Goal:
Locate the lines that hold the string "issuedBy". Copy every such line.

[Stored data entries]
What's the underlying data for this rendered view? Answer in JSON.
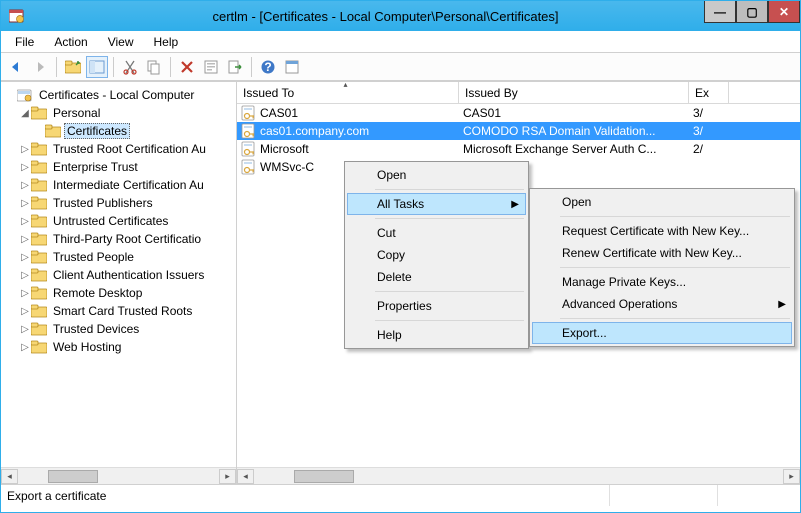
{
  "window": {
    "title": "certlm - [Certificates - Local Computer\\Personal\\Certificates]"
  },
  "menubar": [
    "File",
    "Action",
    "View",
    "Help"
  ],
  "tree": {
    "root": "Certificates - Local Computer",
    "personal": "Personal",
    "certificates": "Certificates",
    "nodes": [
      "Trusted Root Certification Au",
      "Enterprise Trust",
      "Intermediate Certification Au",
      "Trusted Publishers",
      "Untrusted Certificates",
      "Third-Party Root Certificatio",
      "Trusted People",
      "Client Authentication Issuers",
      "Remote Desktop",
      "Smart Card Trusted Roots",
      "Trusted Devices",
      "Web Hosting"
    ]
  },
  "list": {
    "columns": {
      "c1": "Issued To",
      "c2": "Issued By",
      "c3": "Ex"
    },
    "rows": [
      {
        "issuedTo": "CAS01",
        "issuedBy": "CAS01",
        "exp": "3/"
      },
      {
        "issuedTo": "cas01.company.com",
        "issuedBy": "COMODO RSA Domain Validation...",
        "exp": "3/"
      },
      {
        "issuedTo": "Microsoft",
        "issuedBy": "Microsoft Exchange Server Auth C...",
        "exp": "2/"
      },
      {
        "issuedTo": "WMSvc-C",
        "issuedBy": "",
        "exp": ""
      }
    ]
  },
  "ctx1": {
    "open": "Open",
    "alltasks": "All Tasks",
    "cut": "Cut",
    "copy": "Copy",
    "delete": "Delete",
    "properties": "Properties",
    "help": "Help"
  },
  "ctx2": {
    "open": "Open",
    "reqnew": "Request Certificate with New Key...",
    "rennew": "Renew Certificate with New Key...",
    "mpk": "Manage Private Keys...",
    "advops": "Advanced Operations",
    "export": "Export..."
  },
  "status": {
    "text": "Export a certificate"
  }
}
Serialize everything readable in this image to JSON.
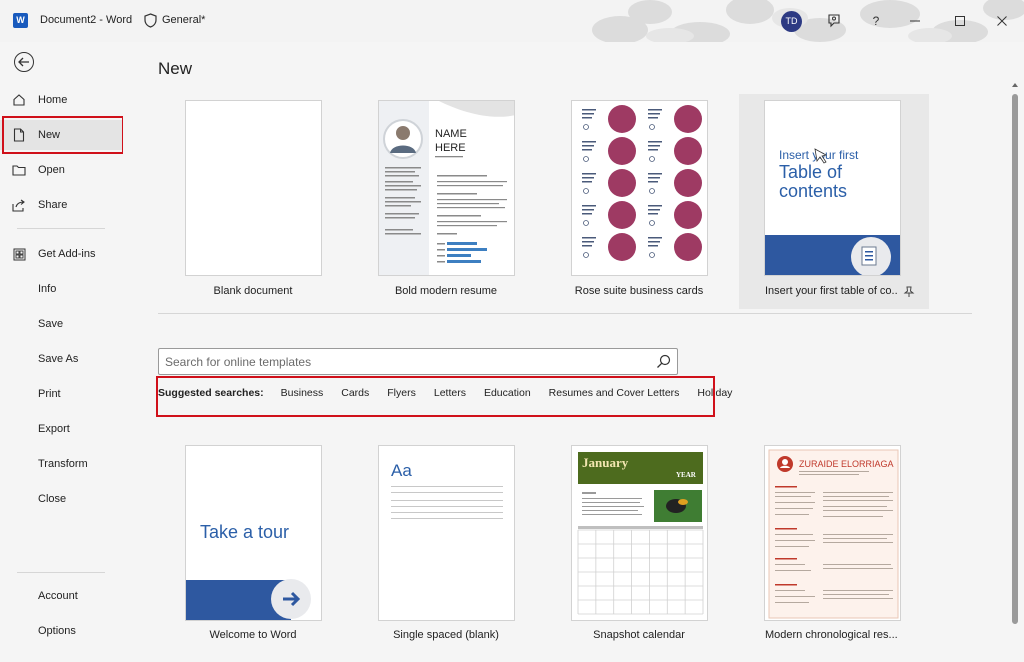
{
  "titlebar": {
    "doc_title": "Document2  -  Word",
    "sensitivity": "General*",
    "avatar_initials": "TD",
    "app_logo_letter": "W",
    "help": "?"
  },
  "sidebar": {
    "items": [
      {
        "label": "Home",
        "icon": "home-icon"
      },
      {
        "label": "New",
        "icon": "new-document-icon"
      },
      {
        "label": "Open",
        "icon": "folder-icon"
      },
      {
        "label": "Share",
        "icon": "share-icon"
      },
      {
        "label": "Get Add-ins",
        "icon": "grid-icon"
      },
      {
        "label": "Info"
      },
      {
        "label": "Save"
      },
      {
        "label": "Save As"
      },
      {
        "label": "Print"
      },
      {
        "label": "Export"
      },
      {
        "label": "Transform"
      },
      {
        "label": "Close"
      },
      {
        "label": "Account"
      },
      {
        "label": "Options"
      }
    ]
  },
  "main": {
    "title": "New",
    "templates_top": [
      {
        "label": "Blank document"
      },
      {
        "label": "Bold modern resume",
        "thumb_name": "NAME",
        "thumb_name2": "HERE"
      },
      {
        "label": "Rose suite business cards"
      },
      {
        "label": "Insert your first table of co...",
        "thumb_line1": "Insert your first",
        "thumb_line2": "Table of",
        "thumb_line3": "contents"
      }
    ],
    "search": {
      "placeholder": "Search for online templates",
      "value": ""
    },
    "suggested": {
      "lead": "Suggested searches:",
      "items": [
        "Business",
        "Cards",
        "Flyers",
        "Letters",
        "Education",
        "Resumes and Cover Letters",
        "Holiday"
      ]
    },
    "templates_bottom": [
      {
        "label": "Welcome to Word",
        "thumb_text": "Take a tour"
      },
      {
        "label": "Single spaced (blank)",
        "thumb_text": "Aa"
      },
      {
        "label": "Snapshot calendar",
        "thumb_month": "January",
        "thumb_year": "YEAR"
      },
      {
        "label": "Modern chronological res...",
        "thumb_name": "ZURAIDE ELORRIAGA"
      }
    ]
  },
  "colors": {
    "accent": "#185abd",
    "highlight_red": "#d0101a",
    "rose": "#9e3a63",
    "calendar_green": "#4d6b1e"
  }
}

Result for this task:
        "issuedBy": "CAS01",
        "issuedBy": "COMODO RSA Domain Validation...",
        "issuedBy": "Microsoft Exchange Server Auth C...",
        "issuedBy": "",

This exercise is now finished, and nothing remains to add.